* **Requirements**
Of all the lines in the material, how many contain the word "intelligence"? State the number alone.

────

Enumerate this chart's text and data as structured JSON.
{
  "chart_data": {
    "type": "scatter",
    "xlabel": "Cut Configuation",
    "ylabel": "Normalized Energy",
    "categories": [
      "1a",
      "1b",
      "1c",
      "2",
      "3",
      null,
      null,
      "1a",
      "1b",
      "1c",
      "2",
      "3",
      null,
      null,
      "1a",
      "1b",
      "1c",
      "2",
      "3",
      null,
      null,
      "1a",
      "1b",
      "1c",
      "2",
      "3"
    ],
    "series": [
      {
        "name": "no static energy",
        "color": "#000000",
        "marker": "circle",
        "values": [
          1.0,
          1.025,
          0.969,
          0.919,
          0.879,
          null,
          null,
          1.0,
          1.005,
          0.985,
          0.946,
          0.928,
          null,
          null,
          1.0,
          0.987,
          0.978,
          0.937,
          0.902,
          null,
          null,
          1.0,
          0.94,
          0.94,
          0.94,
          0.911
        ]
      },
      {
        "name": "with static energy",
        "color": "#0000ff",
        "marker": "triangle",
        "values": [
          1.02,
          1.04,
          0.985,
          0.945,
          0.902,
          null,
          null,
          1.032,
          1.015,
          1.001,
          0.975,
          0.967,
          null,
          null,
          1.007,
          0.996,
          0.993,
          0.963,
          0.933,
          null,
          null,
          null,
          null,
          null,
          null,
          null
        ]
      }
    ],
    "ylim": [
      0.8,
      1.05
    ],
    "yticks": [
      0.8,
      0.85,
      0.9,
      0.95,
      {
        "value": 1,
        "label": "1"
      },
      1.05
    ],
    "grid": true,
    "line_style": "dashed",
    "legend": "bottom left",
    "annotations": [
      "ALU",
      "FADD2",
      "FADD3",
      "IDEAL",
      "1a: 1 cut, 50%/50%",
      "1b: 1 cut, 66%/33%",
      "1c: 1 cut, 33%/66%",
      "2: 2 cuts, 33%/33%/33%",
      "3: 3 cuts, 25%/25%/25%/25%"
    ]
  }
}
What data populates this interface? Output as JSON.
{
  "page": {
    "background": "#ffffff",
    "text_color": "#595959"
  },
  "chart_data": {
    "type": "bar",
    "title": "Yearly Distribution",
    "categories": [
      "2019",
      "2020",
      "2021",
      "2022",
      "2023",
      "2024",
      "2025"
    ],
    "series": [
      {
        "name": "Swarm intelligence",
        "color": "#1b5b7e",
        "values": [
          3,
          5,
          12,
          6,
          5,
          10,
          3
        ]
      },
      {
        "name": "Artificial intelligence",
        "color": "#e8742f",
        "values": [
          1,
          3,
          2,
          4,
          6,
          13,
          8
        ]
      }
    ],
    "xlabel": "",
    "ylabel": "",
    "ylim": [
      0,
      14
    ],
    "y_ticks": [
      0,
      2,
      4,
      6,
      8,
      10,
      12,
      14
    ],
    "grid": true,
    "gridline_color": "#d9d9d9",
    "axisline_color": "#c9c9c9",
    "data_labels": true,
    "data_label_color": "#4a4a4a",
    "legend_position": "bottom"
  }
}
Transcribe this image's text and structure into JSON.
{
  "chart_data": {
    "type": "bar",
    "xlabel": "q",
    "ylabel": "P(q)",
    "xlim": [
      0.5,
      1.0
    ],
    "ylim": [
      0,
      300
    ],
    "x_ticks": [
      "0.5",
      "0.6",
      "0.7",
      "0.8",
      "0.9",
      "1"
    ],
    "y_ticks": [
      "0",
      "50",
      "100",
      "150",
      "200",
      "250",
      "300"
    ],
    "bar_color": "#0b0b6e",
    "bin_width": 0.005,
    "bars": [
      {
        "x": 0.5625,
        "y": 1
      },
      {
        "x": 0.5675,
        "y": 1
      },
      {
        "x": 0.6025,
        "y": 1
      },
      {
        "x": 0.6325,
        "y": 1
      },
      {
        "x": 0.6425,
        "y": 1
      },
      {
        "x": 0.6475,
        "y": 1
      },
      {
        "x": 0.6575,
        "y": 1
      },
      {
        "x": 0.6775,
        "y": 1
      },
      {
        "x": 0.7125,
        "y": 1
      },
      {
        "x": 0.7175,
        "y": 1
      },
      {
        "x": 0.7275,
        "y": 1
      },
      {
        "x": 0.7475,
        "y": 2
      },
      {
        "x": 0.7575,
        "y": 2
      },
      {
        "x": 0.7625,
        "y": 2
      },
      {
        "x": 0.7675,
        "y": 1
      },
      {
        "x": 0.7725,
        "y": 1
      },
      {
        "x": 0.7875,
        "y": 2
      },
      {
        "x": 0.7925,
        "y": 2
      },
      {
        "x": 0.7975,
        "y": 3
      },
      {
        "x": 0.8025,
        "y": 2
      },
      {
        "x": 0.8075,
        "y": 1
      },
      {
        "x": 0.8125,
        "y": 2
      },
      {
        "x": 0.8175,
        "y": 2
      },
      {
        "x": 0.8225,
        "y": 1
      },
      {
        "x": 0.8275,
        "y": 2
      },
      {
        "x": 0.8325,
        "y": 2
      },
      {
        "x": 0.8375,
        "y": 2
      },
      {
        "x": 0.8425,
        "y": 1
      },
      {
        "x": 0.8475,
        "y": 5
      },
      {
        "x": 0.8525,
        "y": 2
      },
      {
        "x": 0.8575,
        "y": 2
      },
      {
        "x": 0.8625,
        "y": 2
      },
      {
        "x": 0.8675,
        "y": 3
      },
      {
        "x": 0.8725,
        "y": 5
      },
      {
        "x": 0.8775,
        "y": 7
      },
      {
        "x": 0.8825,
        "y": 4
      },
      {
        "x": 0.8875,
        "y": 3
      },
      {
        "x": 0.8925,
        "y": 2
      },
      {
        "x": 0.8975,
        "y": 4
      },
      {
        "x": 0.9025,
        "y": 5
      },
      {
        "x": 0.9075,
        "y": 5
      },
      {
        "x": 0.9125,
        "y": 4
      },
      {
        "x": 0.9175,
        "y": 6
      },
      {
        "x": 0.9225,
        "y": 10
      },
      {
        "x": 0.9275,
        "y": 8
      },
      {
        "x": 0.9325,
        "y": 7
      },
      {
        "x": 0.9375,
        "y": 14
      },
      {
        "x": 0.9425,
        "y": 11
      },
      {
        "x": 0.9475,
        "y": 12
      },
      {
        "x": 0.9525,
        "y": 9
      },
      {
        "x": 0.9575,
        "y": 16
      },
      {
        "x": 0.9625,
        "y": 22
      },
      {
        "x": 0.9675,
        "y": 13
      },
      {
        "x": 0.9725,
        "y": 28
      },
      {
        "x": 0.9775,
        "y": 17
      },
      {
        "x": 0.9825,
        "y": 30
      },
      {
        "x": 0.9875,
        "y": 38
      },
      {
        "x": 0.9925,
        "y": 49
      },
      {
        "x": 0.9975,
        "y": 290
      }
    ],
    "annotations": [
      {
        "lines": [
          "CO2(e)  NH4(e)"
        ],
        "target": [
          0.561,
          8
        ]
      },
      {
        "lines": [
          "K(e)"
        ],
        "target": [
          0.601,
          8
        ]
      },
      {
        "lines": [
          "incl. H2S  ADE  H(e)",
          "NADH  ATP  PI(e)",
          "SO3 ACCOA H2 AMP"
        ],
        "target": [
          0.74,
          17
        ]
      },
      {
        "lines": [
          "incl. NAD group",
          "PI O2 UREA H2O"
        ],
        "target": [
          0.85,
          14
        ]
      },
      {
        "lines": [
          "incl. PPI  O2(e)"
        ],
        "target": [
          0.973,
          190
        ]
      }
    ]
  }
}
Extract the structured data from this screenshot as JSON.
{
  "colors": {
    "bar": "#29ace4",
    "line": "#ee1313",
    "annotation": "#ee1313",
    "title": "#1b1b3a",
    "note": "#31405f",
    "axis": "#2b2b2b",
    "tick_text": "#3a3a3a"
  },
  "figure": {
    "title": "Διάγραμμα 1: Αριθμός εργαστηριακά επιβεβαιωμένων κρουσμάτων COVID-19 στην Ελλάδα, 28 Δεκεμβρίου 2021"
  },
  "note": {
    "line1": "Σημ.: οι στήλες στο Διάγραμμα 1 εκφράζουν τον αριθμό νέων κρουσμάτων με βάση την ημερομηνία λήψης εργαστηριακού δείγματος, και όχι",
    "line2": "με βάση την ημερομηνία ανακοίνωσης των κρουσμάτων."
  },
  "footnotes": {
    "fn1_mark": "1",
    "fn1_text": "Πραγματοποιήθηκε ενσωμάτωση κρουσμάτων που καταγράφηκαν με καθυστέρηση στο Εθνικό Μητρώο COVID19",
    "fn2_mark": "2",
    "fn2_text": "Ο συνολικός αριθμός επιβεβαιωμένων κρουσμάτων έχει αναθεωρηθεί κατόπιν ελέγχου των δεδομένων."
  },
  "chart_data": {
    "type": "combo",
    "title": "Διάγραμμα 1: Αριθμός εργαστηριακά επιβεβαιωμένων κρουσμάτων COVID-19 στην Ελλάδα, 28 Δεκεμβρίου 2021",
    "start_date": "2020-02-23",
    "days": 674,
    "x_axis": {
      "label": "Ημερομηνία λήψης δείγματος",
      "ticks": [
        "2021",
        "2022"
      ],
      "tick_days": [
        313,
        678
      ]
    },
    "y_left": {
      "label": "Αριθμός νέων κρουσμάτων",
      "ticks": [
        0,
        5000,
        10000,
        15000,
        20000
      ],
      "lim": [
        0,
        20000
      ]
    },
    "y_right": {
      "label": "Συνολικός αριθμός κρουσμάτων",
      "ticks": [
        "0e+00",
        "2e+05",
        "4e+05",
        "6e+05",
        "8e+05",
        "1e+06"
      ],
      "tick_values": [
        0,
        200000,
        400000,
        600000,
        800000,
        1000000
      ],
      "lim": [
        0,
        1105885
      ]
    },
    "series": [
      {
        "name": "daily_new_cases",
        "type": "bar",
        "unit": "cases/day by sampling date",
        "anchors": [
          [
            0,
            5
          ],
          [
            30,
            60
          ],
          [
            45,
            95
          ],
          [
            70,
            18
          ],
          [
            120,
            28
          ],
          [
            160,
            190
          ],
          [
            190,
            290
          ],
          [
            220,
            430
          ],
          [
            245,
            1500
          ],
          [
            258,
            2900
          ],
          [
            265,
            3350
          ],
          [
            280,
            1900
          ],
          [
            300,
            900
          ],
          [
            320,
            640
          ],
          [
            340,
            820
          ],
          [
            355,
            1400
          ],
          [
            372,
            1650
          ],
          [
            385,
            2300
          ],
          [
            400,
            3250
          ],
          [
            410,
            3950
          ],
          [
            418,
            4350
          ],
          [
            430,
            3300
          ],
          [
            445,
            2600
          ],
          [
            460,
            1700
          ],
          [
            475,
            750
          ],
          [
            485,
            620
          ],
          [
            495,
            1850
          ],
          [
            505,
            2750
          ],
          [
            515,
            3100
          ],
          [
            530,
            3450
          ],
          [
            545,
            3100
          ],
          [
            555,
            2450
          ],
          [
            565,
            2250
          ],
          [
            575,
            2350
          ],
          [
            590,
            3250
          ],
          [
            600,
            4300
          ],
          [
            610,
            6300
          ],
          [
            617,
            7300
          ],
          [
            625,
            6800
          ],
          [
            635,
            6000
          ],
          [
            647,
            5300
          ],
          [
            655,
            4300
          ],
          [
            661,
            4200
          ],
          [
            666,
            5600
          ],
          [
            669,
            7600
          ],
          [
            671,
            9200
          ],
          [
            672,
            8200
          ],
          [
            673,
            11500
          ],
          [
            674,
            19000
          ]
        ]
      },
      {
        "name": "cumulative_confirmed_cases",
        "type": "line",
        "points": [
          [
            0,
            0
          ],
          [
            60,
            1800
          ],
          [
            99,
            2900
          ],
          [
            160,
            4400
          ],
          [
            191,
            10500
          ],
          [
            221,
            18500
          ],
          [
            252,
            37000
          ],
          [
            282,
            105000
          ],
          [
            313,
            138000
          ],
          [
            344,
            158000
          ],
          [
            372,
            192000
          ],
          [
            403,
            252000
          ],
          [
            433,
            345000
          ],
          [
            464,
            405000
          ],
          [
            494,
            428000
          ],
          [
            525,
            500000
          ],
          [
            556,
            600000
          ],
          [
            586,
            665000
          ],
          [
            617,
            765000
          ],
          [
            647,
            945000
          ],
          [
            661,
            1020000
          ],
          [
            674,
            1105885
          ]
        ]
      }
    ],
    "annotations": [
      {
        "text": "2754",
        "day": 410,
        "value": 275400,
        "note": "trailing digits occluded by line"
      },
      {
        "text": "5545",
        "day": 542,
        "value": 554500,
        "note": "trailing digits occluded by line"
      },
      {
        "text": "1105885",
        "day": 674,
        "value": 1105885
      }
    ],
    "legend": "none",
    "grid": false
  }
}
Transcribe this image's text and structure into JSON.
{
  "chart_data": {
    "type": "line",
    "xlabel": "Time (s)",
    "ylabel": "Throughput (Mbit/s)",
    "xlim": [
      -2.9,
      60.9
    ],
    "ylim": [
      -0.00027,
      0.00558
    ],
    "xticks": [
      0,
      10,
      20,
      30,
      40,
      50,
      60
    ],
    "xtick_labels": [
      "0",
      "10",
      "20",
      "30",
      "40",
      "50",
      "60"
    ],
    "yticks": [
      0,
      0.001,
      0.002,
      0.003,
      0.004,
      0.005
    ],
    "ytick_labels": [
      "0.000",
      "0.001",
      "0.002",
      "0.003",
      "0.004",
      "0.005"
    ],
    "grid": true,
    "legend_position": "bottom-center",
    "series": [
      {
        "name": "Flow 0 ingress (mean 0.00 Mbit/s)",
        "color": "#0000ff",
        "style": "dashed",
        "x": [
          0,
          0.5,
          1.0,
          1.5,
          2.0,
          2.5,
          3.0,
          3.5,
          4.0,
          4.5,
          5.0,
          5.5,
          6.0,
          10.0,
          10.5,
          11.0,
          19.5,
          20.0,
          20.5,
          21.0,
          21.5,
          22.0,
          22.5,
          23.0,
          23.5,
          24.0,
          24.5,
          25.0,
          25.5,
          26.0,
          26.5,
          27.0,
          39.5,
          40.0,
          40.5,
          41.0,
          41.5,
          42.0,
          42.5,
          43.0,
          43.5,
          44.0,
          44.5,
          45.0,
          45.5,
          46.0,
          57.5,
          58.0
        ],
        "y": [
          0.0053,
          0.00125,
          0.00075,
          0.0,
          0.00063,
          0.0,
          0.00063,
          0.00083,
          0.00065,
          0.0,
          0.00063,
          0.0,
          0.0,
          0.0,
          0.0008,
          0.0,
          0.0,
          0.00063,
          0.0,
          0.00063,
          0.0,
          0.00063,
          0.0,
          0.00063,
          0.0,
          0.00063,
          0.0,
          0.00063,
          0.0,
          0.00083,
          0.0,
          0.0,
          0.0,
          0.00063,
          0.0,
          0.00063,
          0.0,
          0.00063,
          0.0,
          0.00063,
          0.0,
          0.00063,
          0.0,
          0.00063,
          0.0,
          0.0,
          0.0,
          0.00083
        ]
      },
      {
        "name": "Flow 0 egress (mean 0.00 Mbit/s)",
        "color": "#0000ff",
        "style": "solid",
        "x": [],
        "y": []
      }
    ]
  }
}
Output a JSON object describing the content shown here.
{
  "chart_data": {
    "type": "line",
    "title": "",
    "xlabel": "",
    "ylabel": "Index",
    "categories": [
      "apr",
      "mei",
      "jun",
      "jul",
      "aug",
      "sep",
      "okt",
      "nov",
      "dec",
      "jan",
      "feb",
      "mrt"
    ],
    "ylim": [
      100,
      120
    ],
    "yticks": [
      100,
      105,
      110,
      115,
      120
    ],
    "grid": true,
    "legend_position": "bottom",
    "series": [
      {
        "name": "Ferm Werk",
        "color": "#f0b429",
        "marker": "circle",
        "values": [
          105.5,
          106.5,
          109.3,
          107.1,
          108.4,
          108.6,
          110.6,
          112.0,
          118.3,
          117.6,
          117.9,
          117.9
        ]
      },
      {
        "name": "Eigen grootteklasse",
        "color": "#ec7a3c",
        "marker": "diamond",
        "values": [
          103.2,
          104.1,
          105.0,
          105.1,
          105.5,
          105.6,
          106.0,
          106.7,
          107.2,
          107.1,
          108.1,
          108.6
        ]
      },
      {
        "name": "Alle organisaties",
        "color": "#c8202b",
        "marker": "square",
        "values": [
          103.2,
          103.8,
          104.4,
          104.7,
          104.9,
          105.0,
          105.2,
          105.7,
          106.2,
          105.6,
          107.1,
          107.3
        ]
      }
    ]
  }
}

────

* **Result**
2